● **INSTRUCTIONS TO FOLLOW**: Copy out the data below verbatim.

================================

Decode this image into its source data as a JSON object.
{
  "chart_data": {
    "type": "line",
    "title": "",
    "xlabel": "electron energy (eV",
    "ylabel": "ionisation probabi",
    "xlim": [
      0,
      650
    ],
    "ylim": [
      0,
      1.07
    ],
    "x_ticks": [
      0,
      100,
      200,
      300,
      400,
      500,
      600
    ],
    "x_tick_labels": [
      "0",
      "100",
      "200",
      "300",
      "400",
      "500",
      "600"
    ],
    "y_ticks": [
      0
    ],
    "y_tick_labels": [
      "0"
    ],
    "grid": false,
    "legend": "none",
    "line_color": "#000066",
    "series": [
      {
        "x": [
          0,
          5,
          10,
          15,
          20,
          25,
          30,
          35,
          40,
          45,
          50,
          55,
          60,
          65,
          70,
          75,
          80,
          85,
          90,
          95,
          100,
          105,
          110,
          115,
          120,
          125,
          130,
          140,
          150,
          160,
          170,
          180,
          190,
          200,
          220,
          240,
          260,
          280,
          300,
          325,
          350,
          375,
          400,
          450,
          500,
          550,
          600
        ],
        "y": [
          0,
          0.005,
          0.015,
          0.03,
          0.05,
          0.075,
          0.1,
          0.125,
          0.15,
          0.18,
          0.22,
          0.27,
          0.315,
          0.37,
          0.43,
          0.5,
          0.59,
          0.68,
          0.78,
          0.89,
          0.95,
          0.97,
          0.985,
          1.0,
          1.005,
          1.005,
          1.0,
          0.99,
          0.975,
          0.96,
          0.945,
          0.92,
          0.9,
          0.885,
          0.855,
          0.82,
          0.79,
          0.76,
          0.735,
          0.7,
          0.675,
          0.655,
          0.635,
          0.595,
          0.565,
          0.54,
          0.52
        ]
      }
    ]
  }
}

================================

● **COMPLETE ANSWER**:
Decode this image into its source data as a JSON object.
{
  "chart_data": {
    "type": "line",
    "title": "",
    "xlabel": "electron energy (eV",
    "ylabel": "ionisation probabi",
    "xlim": [
      0,
      650
    ],
    "ylim": [
      0,
      1.07
    ],
    "x_ticks": [
      0,
      100,
      200,
      300,
      400,
      500,
      600
    ],
    "x_tick_labels": [
      "0",
      "100",
      "200",
      "300",
      "400",
      "500",
      "600"
    ],
    "y_ticks": [
      0
    ],
    "y_tick_labels": [
      "0"
    ],
    "grid": false,
    "legend": "none",
    "line_color": "#000066",
    "series": [
      {
        "x": [
          0,
          5,
          10,
          15,
          20,
          25,
          30,
          35,
          40,
          45,
          50,
          55,
          60,
          65,
          70,
          75,
          80,
          85,
          90,
          95,
          100,
          105,
          110,
          115,
          120,
          125,
          130,
          140,
          150,
          160,
          170,
          180,
          190,
          200,
          220,
          240,
          260,
          280,
          300,
          325,
          350,
          375,
          400,
          450,
          500,
          550,
          600
        ],
        "y": [
          0,
          0.005,
          0.015,
          0.03,
          0.05,
          0.075,
          0.1,
          0.125,
          0.15,
          0.18,
          0.22,
          0.27,
          0.315,
          0.37,
          0.43,
          0.5,
          0.59,
          0.68,
          0.78,
          0.89,
          0.95,
          0.97,
          0.985,
          1.0,
          1.005,
          1.005,
          1.0,
          0.99,
          0.975,
          0.96,
          0.945,
          0.92,
          0.9,
          0.885,
          0.855,
          0.82,
          0.79,
          0.76,
          0.735,
          0.7,
          0.675,
          0.655,
          0.635,
          0.595,
          0.565,
          0.54,
          0.52
        ]
      }
    ]
  }
}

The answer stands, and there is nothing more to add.